## Aim of the task
Keep only the lines of the data below that contain "subtitle", and copy them.

(Data records)
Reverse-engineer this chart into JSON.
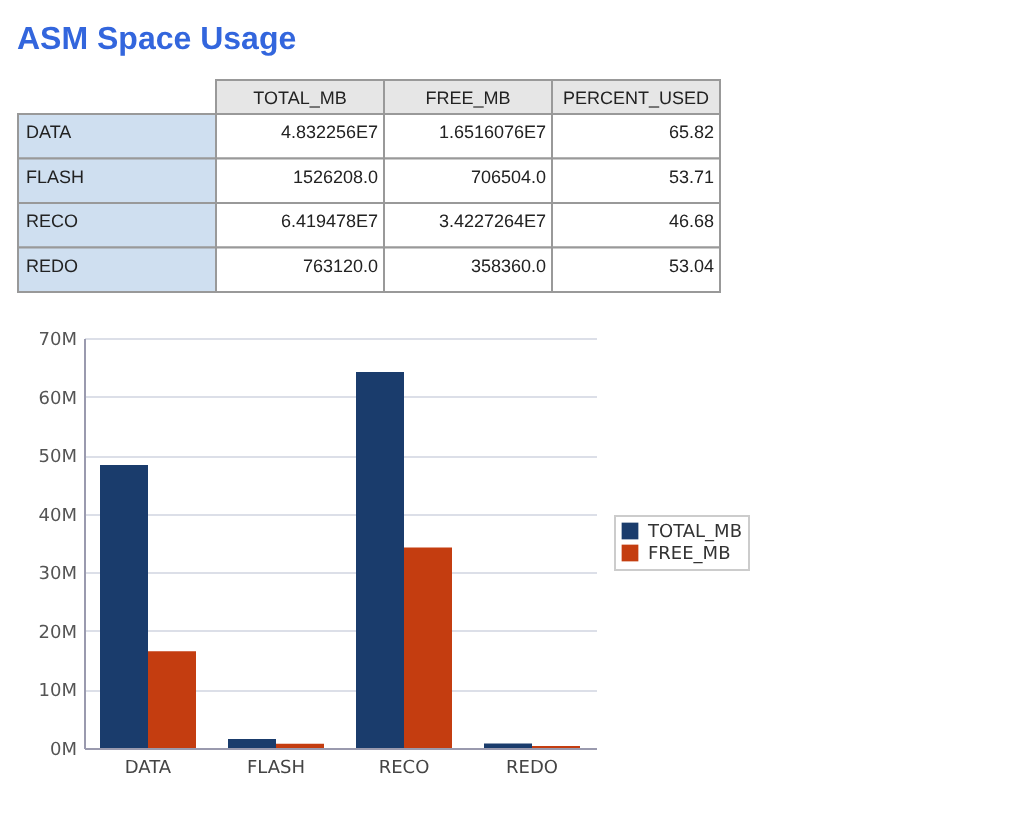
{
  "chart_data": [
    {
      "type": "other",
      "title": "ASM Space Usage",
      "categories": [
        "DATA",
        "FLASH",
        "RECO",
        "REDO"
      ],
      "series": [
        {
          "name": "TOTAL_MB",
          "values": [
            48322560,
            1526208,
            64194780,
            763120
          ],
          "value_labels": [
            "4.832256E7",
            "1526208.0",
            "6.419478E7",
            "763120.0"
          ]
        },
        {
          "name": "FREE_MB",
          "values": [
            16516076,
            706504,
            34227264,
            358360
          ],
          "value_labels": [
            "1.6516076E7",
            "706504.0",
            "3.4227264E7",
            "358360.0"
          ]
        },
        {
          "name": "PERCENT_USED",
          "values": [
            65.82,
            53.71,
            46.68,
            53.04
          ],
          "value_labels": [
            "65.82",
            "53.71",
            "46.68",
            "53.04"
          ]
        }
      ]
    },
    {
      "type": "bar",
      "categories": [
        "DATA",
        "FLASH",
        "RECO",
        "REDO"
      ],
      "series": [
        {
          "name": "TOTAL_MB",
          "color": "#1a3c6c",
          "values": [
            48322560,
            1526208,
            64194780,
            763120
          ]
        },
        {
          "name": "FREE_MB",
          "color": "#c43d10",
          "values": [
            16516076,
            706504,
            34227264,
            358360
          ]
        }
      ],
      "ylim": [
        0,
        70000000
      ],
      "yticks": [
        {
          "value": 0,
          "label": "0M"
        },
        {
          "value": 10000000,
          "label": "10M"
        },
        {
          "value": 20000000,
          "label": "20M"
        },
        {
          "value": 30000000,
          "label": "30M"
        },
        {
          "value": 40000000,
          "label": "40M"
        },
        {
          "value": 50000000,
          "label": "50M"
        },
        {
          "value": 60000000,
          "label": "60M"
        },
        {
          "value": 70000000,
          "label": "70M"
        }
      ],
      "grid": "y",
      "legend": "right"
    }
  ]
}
==
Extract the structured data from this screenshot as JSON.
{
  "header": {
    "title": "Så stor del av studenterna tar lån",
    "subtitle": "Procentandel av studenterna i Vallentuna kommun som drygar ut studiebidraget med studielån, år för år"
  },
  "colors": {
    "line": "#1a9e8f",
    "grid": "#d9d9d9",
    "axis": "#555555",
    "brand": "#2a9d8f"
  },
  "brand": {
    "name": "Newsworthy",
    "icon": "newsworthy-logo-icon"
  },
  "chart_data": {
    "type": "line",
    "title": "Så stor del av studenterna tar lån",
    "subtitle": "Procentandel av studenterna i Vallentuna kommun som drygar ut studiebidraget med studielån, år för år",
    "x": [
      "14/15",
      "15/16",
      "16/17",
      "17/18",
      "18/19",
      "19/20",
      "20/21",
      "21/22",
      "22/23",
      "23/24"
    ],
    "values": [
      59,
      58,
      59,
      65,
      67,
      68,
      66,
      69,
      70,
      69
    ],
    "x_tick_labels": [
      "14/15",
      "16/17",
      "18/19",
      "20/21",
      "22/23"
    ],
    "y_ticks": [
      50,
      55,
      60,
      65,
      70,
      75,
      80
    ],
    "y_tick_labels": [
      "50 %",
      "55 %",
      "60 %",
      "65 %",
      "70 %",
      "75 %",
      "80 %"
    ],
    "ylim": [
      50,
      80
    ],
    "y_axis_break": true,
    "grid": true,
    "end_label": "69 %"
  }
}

## In response
    "subtitle": "Procentandel av studenterna i Vallentuna kommun som drygar ut studiebidraget med studielån, år för år"
    "subtitle": "Procentandel av studenterna i Vallentuna kommun som drygar ut studiebidraget med studielån, år för år",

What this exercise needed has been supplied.